REQUIRED TASK: Within the records below, find each line that holds the string "века", then copy it.

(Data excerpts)
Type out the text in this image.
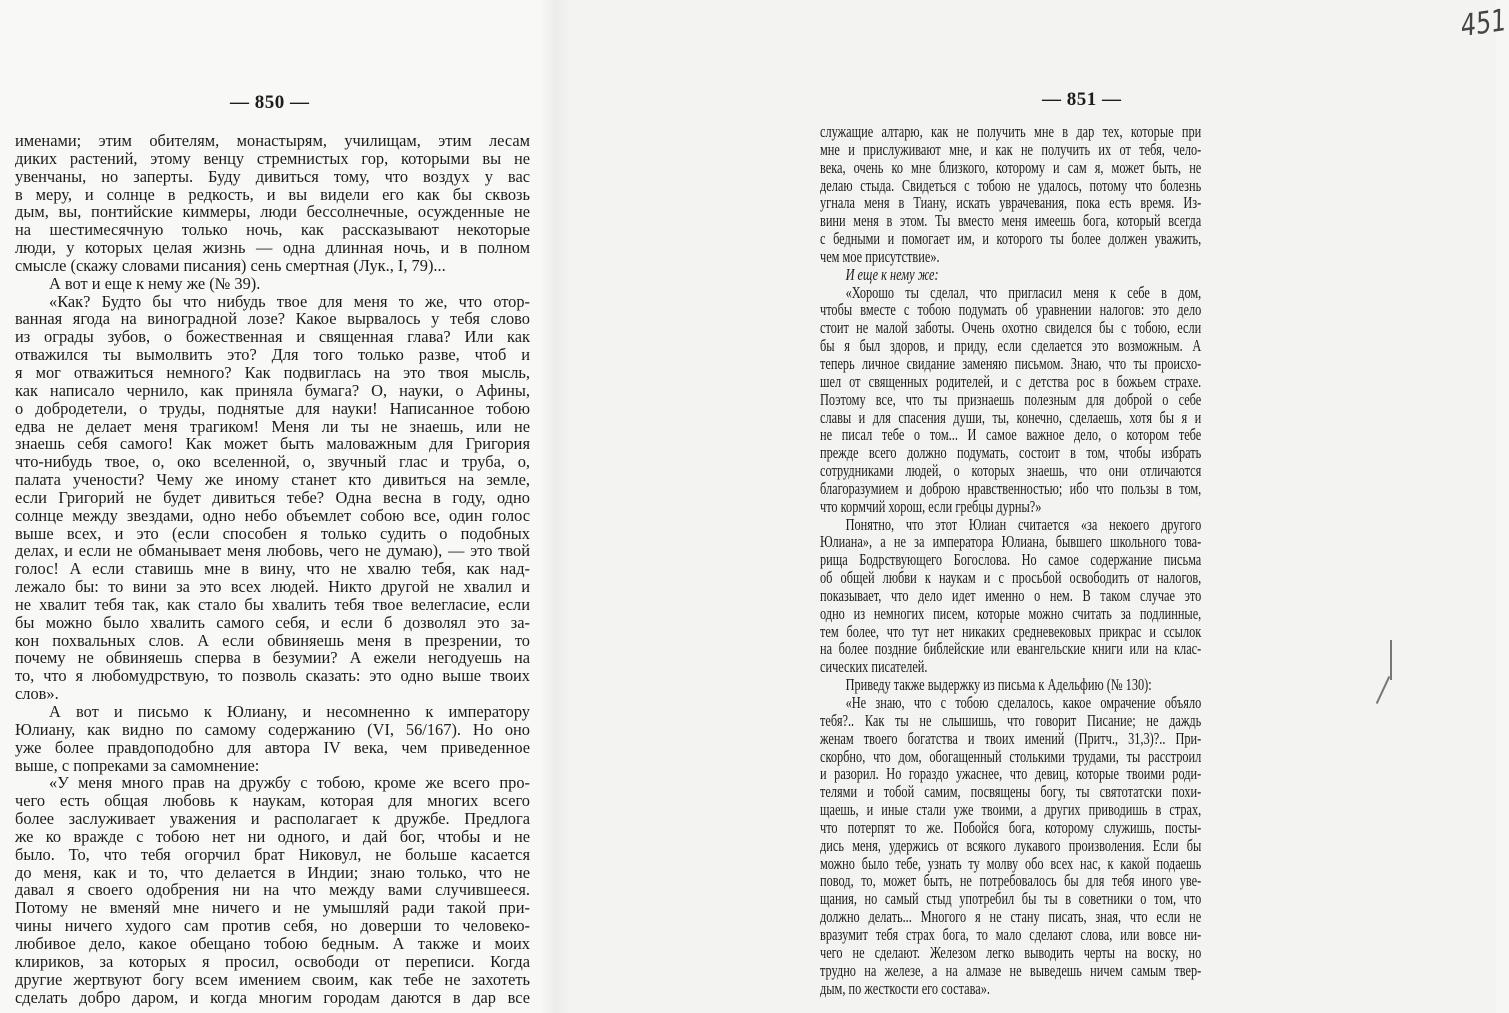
— 850 —	— 851 —
451
именами; этим обителям, монастырям, училищам, этим лесам
диких растений, этому венцу стремнистых гор, которыми вы не
увенчаны, но заперты. Буду дивиться тому, что воздух у вас
в меру, и солнце в редкость, и вы видели его как бы сквозь
дым, вы, понтийские киммеры, люди бессолнечные, осужденные не
на шестимесячную только ночь, как рассказывают некоторые
люди, у которых целая жизнь — одна длинная ночь, и в полном
смысле (скажу словами писания) сень смертная (Лук., I, 79)...
А вот и еще к нему же (№ 39).
«Как? Будто бы что нибудь твое для меня то же, что отор-
ванная ягода на виноградной лозе? Какое вырвалось у тебя слово
из ограды зубов, о божественная и священная глава? Или как
отважился ты вымолвить это? Для того только разве, чтоб и
я мог отважиться немного? Как подвиглась на это твоя мысль,
как написало чернило, как приняла бумага? О, науки, о Афины,
о добродетели, о труды, поднятые для науки! Написанное тобою
едва не делает меня трагиком! Меня ли ты не знаешь, или не
знаешь себя самого! Как может быть маловажным для Григория
что-нибудь твое, о, око вселенной, о, звучный глас и труба, о,
палата учености? Чему же иному станет кто дивиться на земле,
если Григорий не будет дивиться тебе? Одна весна в году, одно
солнце между звездами, одно небо объемлет собою все, один голос
выше всех, и это (если способен я только судить о подобных
делах, и если не обманывает меня любовь, чего не думаю), — это твой
голос! А если ставишь мне в вину, что не хвалю тебя, как над-
лежало бы: то вини за это всех людей. Никто другой не хвалил и
не хвалит тебя так, как стало бы хвалить тебя твое велегласие, если
бы можно было хвалить самого себя, и если б дозволял это за-
кон похвальных слов. А если обвиняешь меня в презрении, то
почему не обвиняешь сперва в безумии? А ежели негодуешь на
то, что я любомудрствую, то позволь сказать: это одно выше твоих
слов».
А вот и письмо к Юлиану, и несомненно к императору
Юлиану, как видно по самому содержанию (VI, 56/167). Но оно
уже более правдоподобно для автора IV века, чем приведенное
выше, с попреками за самомнение:
«У меня много прав на дружбу с тобою, кроме же всего про-
чего есть общая любовь к наукам, которая для многих всего
более заслуживает уважения и располагает к дружбе. Предлога
же ко вражде с тобою нет ни одного, и дай бог, чтобы и не
было. То, что тебя огорчил брат Никовул, не больше касается
до меня, как и то, что делается в Индии; знаю только, что не
давал я своего одобрения ни на что между вами случившееся.
Потому не вменяй мне ничего и не умышляй ради такой при-
чины ничего худого сам против себя, но доверши то человеко-
любивое дело, какое обещано тобою бедным. А также и моих
клириков, за которых я просил, освободи от переписи. Когда
другие жертвуют богу всем имением своим, как тебе не захотеть
сделать добро даром, и когда многим городам даются в дар все
служащие алтарю, как не получить мне в дар тех, которые при
мне и прислуживают мне, и как не получить их от тебя, чело-
века, очень ко мне близкого, которому и сам я, может быть, не
делаю стыда. Свидеться с тобою не удалось, потому что болезнь
угнала меня в Тиану, искать уврачевания, пока есть время. Из-
вини меня в этом. Ты вместо меня имеешь бога, который всегда
с бедными и помогает им, и которого ты более должен уважить,
чем мое присутствие».
И еще к нему же:
«Хорошо ты сделал, что пригласил меня к себе в дом,
чтобы вместе с тобою подумать об уравнении налогов: это дело
стоит не малой заботы. Очень охотно свиделся бы с тобою, если
бы я был здоров, и приду, если сделается это возможным. А
теперь личное свидание заменяю письмом. Знаю, что ты происхо-
шел от священных родителей, и с детства рос в божьем страхе.
Поэтому все, что ты признаешь полезным для доброй о себе
славы и для спасения души, ты, конечно, сделаешь, хотя бы я и
не писал тебе о том... И самое важное дело, о котором тебе
прежде всего должно подумать, состоит в том, чтобы избрать
сотрудниками людей, о которых знаешь, что они отличаются
благоразумием и доброю нравственностью; ибо что пользы в том,
что кормчий хорош, если гребцы дурны?»
Понятно, что этот Юлиан считается «за некоего другого
Юлиана», а не за императора Юлиана, бывшего школьного това-
рища Бодрствующего Богослова. Но самое содержание письма
об общей любви к наукам и с просьбой освободить от налогов,
показывает, что дело идет именно о нем. В таком случае это
одно из немногих писем, которые можно считать за подлинные,
тем более, что тут нет никаких средневековых прикрас и ссылок
на более поздние библейские или евангельские книги или на клас-
сических писателей.
Приведу также выдержку из письма к Адельфию (№ 130):
«Не знаю, что с тобою сделалось, какое омрачение объяло
тебя?.. Как ты не слышишь, что говорит Писание; не даждь
женам твоего богатства и твоих имений (Притч., 31,3)?.. При-
скорбно, что дом, обогащенный столькими трудами, ты расстроил
и разорил. Но гораздо ужаснее, что девиц, которые твоими роди-
телями и тобой самим, посвящены богу, ты святотатски похи-
щаешь, и иные стали уже твоими, а других приводишь в страх,
что потерпят то же. Побойся бога, которому служишь, посты-
дись меня, удержись от всякого лукавого произволения. Если бы
можно было тебе, узнать ту молву обо всех нас, к какой подаешь
повод, то, может быть, не потребовалось бы для тебя иного уве-
щания, но самый стыд употребил бы ты в советники о том, что
должно делать... Многого я не стану писать, зная, что если не
вразумит тебя страх бога, то мало сделают слова, или вовсе ни-
чего не сделают. Железом легко выводить черты на воску, но
трудно на железе, а на алмазе не выведешь ничем самым твер-
дым, по жесткости его состава».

EXERCISE SOLUTION:
уже более правдоподобно для автора IV века, чем приведенное
века, очень ко мне близкого, которому и сам я, может быть, не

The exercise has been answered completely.